SET EXERCISE - Find each line with the word "that" in it, then give the total alone.

DATA SUPPLIED -
━━━━━━━━

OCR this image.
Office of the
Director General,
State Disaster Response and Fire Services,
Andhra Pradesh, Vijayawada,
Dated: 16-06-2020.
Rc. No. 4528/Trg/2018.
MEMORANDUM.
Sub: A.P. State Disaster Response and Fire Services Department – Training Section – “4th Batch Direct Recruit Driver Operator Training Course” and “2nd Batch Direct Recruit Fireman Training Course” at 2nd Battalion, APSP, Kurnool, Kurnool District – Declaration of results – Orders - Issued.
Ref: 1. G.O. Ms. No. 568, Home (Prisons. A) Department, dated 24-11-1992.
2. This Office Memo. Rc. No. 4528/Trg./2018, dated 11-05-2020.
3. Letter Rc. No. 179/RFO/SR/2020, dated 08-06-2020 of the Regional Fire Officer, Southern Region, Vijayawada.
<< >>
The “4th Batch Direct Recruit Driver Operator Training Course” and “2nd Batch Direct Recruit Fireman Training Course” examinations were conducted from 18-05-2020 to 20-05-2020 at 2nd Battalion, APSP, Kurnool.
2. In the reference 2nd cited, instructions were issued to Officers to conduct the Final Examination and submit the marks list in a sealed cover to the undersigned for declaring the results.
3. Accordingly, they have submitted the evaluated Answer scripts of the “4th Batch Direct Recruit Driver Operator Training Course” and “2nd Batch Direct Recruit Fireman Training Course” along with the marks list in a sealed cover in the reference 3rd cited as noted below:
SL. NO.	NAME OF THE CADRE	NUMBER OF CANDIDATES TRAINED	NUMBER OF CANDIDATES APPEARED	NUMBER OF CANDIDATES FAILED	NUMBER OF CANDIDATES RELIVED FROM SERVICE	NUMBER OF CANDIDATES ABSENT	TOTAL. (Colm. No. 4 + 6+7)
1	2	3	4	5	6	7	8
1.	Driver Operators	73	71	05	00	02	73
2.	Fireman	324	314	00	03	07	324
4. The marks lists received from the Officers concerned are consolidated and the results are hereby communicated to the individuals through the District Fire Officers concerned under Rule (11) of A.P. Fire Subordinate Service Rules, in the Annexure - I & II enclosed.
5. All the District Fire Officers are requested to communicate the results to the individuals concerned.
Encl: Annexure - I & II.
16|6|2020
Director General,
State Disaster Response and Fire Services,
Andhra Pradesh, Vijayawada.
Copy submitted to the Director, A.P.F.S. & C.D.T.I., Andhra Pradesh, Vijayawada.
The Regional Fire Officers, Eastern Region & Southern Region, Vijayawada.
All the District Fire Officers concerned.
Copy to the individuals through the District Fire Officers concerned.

━━━━━━━━

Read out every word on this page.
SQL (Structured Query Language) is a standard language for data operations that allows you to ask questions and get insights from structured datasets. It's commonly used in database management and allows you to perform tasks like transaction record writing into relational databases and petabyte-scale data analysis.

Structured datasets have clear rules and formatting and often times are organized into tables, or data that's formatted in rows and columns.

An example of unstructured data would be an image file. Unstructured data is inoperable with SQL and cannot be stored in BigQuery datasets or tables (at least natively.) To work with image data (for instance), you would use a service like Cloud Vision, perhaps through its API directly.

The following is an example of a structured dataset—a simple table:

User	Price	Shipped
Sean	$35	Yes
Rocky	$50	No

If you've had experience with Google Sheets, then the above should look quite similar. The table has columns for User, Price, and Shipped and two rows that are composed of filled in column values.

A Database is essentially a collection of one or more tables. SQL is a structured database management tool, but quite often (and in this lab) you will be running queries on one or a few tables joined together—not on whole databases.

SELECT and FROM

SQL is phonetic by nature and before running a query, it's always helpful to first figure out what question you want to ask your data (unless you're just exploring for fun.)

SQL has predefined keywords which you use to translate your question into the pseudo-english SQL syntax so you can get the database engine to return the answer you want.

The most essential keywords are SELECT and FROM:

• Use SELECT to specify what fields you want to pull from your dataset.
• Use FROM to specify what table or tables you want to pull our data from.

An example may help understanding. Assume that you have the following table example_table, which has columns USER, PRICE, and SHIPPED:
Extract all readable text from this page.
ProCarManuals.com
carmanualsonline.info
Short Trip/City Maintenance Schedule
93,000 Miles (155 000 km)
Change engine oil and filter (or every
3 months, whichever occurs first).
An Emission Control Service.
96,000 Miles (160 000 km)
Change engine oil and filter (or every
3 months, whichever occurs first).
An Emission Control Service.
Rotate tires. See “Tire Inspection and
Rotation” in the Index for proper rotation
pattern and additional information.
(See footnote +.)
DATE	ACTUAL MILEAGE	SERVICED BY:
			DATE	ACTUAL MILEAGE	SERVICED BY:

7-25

━━━━━━━━

RESULT OF THE EXERCISE - 4